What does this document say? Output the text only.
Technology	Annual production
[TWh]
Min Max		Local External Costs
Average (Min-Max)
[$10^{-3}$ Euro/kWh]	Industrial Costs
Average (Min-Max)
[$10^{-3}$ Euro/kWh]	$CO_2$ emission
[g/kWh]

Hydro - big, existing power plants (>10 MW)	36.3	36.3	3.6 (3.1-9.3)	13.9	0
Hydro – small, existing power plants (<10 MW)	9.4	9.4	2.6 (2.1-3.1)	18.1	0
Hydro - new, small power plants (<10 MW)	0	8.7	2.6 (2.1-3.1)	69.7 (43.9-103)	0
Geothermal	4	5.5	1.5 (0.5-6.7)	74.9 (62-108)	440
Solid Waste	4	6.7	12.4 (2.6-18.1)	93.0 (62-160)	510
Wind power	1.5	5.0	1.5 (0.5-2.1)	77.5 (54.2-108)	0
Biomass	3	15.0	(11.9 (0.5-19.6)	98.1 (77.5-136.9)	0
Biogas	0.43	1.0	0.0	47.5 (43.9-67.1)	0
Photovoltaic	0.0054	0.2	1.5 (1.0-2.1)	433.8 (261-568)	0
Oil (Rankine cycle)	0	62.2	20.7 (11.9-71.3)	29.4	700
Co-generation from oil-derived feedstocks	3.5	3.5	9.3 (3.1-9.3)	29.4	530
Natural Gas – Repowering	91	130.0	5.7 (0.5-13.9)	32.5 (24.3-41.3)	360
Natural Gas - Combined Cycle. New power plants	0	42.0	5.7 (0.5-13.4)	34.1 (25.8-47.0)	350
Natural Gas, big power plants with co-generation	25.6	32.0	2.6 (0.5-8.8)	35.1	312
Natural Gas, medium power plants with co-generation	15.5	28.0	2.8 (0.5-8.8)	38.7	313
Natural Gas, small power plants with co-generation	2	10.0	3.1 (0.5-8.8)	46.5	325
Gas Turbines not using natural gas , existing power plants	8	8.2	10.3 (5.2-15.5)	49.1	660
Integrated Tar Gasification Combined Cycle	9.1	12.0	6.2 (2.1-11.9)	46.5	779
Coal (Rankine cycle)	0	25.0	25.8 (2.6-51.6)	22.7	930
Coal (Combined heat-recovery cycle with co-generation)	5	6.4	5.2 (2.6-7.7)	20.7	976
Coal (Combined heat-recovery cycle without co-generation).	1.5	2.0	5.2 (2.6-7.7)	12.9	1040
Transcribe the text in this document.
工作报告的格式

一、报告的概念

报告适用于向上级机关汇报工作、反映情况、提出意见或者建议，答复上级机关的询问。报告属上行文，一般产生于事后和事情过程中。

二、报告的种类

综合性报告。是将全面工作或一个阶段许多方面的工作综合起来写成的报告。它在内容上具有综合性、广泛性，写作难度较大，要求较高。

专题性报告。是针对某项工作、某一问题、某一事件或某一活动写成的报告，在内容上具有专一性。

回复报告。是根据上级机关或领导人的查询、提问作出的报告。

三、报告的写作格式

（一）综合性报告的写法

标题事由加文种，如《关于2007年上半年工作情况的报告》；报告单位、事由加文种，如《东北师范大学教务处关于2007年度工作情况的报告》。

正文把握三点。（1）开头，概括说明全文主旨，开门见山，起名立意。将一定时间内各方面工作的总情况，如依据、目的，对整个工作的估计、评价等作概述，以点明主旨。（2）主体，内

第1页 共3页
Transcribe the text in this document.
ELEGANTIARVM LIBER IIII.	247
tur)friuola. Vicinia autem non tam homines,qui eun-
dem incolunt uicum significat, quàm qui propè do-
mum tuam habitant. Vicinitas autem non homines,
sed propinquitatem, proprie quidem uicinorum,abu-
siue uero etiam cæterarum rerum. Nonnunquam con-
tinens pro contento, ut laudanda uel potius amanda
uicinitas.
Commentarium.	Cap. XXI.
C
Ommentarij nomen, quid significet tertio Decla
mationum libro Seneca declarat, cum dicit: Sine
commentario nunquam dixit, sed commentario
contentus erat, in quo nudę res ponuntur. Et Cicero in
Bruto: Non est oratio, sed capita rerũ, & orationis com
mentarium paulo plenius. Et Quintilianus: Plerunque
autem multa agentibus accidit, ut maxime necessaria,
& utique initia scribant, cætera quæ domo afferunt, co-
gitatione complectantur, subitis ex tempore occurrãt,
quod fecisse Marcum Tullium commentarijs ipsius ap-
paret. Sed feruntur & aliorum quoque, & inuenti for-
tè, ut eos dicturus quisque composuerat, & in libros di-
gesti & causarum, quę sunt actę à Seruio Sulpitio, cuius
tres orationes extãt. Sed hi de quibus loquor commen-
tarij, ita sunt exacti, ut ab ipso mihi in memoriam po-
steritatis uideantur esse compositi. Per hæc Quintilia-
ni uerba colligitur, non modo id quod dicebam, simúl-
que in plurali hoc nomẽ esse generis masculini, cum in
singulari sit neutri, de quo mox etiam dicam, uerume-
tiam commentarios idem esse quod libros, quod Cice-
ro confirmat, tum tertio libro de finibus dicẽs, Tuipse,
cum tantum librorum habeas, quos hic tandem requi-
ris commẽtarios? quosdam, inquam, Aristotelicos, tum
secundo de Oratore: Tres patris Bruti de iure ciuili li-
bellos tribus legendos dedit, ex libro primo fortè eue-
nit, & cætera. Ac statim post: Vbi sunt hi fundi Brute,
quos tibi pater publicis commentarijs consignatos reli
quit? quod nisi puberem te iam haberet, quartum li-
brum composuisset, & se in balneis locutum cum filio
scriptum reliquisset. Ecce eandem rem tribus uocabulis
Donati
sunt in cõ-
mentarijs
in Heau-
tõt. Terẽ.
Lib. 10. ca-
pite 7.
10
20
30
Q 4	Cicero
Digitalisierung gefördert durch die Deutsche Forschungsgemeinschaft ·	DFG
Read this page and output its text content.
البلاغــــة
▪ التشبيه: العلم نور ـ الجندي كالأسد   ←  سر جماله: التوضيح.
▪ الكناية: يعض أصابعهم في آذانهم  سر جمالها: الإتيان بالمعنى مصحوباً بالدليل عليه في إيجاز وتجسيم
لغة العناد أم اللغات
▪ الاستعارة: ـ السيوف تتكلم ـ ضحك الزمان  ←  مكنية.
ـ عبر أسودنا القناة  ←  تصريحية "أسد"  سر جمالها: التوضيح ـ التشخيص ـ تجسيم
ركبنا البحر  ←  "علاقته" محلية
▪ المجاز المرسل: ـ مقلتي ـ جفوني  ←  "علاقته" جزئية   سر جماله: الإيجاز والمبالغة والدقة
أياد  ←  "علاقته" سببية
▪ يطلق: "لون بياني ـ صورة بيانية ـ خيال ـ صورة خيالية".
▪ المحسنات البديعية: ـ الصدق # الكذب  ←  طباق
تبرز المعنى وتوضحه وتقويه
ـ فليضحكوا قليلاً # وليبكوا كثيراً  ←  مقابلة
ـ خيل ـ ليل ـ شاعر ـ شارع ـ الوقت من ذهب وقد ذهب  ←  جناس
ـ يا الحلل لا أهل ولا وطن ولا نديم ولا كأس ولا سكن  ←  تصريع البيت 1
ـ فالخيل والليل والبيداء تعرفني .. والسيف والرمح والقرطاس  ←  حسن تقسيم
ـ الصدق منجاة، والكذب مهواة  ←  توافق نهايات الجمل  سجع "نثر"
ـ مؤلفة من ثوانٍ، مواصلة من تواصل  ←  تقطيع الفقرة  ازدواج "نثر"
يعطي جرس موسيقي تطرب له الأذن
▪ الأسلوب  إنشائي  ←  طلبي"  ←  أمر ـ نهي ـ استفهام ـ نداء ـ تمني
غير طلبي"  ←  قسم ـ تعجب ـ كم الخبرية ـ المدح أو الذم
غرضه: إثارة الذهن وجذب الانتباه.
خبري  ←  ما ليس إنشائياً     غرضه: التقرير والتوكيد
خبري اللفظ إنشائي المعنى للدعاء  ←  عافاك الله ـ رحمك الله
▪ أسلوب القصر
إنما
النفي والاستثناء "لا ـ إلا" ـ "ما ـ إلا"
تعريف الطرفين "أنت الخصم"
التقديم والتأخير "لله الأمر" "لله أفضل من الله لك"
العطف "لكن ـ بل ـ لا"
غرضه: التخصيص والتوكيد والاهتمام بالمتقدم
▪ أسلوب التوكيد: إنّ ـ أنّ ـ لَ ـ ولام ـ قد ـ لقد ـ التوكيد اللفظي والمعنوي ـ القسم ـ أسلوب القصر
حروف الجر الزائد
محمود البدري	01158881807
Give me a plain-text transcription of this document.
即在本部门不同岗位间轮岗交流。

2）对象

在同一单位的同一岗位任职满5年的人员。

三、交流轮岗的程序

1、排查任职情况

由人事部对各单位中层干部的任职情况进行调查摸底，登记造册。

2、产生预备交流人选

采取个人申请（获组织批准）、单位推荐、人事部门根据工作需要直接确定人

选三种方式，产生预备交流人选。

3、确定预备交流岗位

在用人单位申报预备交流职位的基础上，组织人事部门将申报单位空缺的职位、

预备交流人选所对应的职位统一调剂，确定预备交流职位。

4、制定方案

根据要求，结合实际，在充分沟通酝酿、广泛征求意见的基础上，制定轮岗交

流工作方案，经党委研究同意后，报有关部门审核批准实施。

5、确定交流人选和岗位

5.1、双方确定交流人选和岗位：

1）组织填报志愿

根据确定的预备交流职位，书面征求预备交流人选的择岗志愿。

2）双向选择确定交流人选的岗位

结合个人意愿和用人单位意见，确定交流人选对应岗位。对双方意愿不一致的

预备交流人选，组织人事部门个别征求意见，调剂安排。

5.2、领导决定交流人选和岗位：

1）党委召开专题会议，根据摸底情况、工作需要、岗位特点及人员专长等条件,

____

Short problem ->
Your task is to gather every line with the word "Coal" and copy it.

Solution ->
Coal (Rankine cycle)	0	25.0	25.8 (2.6-51.6)	22.7	930
Coal (Combined heat-recovery cycle with co-generation)	5	6.4	5.2 (2.6-7.7)	20.7	976
Coal (Combined heat-recovery cycle without co-generation).	1.5	2.0	5.2 (2.6-7.7)	12.9	1040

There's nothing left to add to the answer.